-- Extracted information start --

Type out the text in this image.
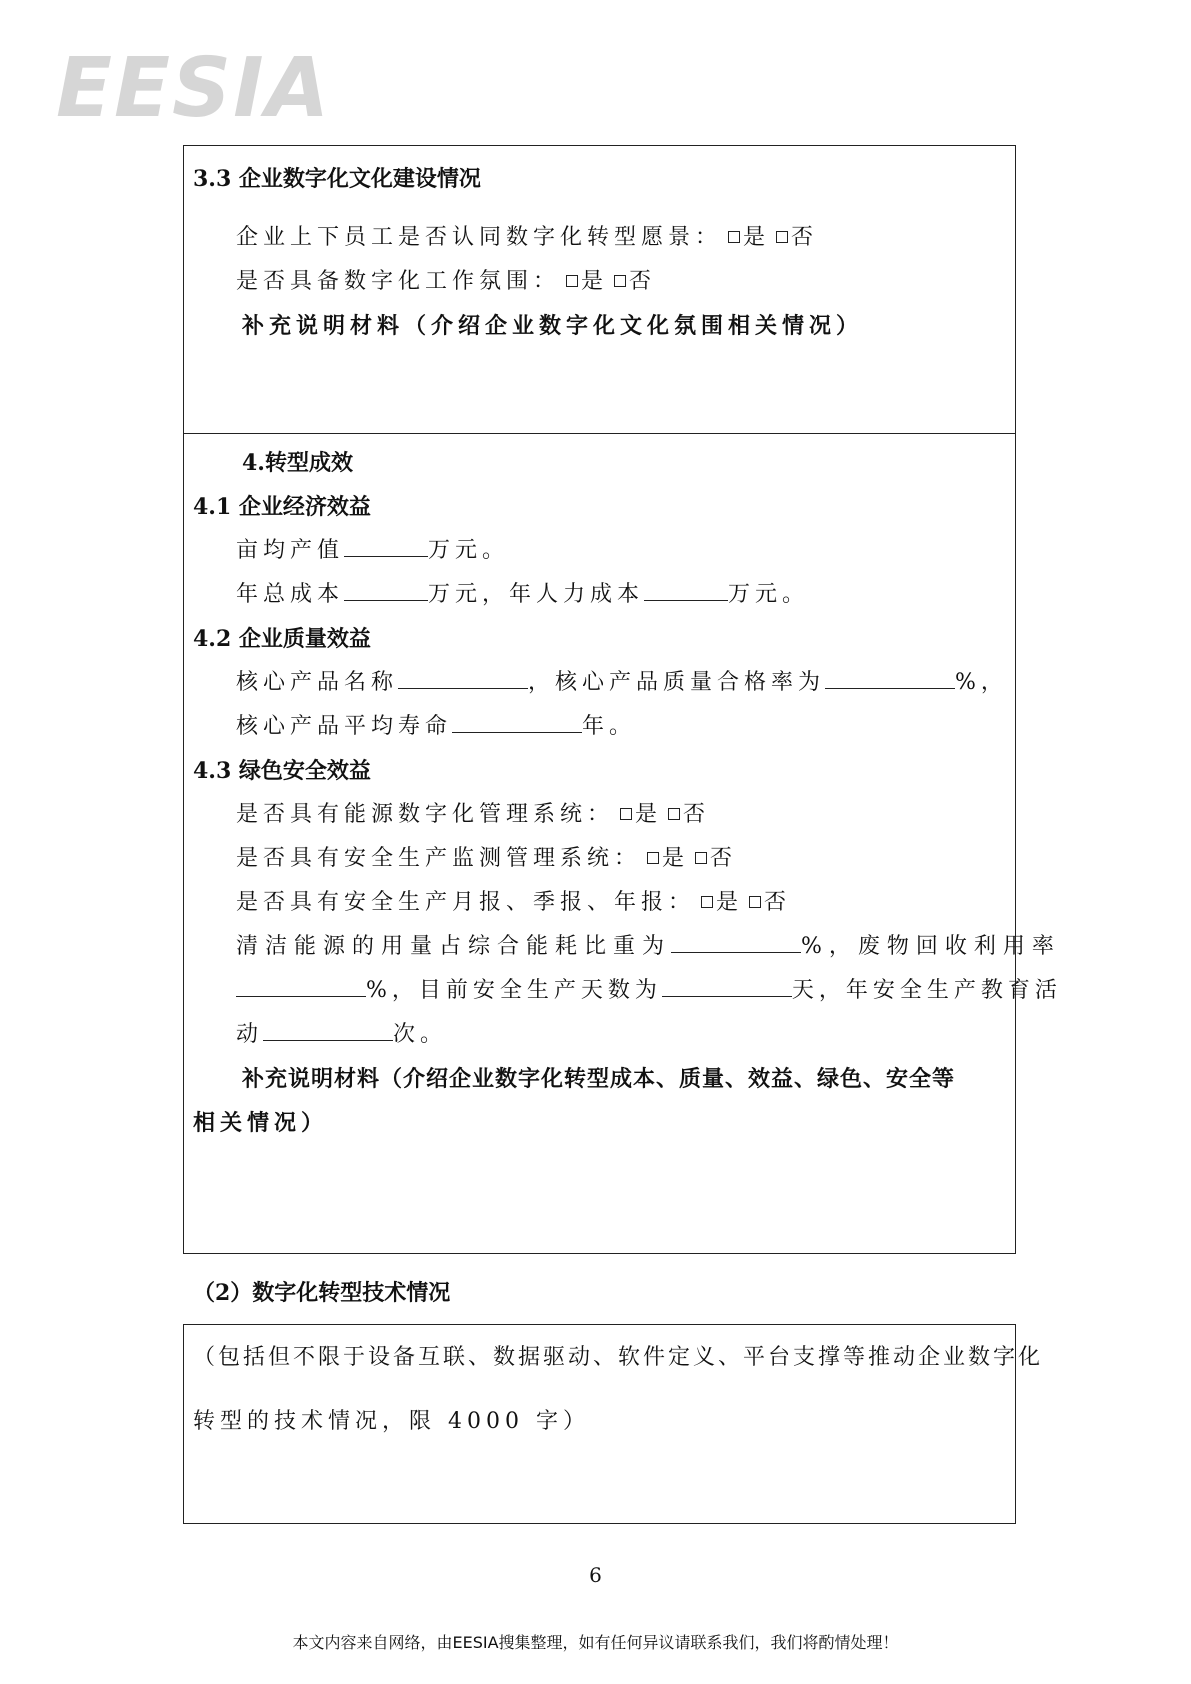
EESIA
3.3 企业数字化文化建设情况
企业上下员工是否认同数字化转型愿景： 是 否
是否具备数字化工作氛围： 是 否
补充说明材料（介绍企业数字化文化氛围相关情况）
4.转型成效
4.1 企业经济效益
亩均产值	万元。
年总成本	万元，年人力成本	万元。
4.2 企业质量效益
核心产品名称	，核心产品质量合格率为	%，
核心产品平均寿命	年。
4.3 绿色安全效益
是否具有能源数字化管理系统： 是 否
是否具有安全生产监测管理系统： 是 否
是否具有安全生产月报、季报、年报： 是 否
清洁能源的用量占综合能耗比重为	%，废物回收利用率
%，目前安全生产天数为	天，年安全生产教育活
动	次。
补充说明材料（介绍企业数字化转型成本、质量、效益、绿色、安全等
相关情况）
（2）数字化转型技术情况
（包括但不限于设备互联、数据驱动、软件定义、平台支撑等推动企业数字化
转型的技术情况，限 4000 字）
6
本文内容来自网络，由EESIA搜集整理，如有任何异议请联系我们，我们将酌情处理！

-- Extracted information end --
-- Extracted information start --

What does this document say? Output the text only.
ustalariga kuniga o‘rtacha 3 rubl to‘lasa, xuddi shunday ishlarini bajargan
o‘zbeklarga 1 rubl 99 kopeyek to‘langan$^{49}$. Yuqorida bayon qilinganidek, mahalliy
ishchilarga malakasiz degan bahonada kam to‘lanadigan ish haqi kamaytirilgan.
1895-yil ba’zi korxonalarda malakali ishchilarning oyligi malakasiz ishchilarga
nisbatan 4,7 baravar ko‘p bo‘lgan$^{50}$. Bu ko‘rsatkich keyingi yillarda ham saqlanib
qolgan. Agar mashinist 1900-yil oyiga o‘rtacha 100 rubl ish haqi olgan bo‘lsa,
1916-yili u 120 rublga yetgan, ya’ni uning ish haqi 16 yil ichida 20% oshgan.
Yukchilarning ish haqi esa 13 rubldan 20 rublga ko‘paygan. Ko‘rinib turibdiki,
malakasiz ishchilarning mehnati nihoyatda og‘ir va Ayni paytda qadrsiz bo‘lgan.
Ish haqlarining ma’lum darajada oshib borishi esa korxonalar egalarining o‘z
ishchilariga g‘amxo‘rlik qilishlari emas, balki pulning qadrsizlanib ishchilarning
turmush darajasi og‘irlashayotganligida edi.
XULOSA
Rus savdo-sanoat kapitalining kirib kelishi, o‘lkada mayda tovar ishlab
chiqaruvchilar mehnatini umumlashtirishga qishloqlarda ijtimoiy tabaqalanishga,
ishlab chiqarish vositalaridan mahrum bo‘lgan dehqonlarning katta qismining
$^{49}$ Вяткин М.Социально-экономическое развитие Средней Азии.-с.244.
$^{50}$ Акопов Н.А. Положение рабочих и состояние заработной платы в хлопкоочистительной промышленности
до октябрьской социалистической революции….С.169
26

-- Extracted information end --
-- Extracted information start --

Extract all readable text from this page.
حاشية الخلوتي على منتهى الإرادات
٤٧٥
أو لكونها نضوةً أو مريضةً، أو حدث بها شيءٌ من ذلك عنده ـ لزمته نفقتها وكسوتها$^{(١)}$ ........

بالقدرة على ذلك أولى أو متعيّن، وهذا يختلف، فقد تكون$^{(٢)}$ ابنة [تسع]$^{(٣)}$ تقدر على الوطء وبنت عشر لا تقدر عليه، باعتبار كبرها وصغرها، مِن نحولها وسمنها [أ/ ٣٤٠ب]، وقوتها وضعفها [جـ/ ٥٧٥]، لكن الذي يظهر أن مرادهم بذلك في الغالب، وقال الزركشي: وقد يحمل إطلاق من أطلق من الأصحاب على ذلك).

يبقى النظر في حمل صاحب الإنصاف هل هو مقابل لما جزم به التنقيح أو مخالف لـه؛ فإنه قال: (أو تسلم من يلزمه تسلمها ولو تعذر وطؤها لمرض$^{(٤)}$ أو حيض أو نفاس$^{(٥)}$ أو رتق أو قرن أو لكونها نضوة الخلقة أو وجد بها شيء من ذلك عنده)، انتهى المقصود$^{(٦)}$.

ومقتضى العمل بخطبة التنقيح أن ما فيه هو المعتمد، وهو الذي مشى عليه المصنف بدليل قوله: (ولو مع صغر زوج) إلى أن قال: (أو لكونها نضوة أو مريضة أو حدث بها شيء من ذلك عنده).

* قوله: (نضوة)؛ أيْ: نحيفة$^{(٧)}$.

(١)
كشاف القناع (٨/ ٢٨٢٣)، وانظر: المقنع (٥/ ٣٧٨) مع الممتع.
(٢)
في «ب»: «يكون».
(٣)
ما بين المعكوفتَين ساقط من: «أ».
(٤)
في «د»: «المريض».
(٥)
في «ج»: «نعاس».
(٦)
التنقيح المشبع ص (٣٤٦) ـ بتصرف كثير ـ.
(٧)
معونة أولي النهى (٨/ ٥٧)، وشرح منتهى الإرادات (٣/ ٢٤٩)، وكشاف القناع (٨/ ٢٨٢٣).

-- Extracted information end --

Only the number is wanted: count the lines of the records that hold the word "malakasiz".

== Answer to the problem ==
3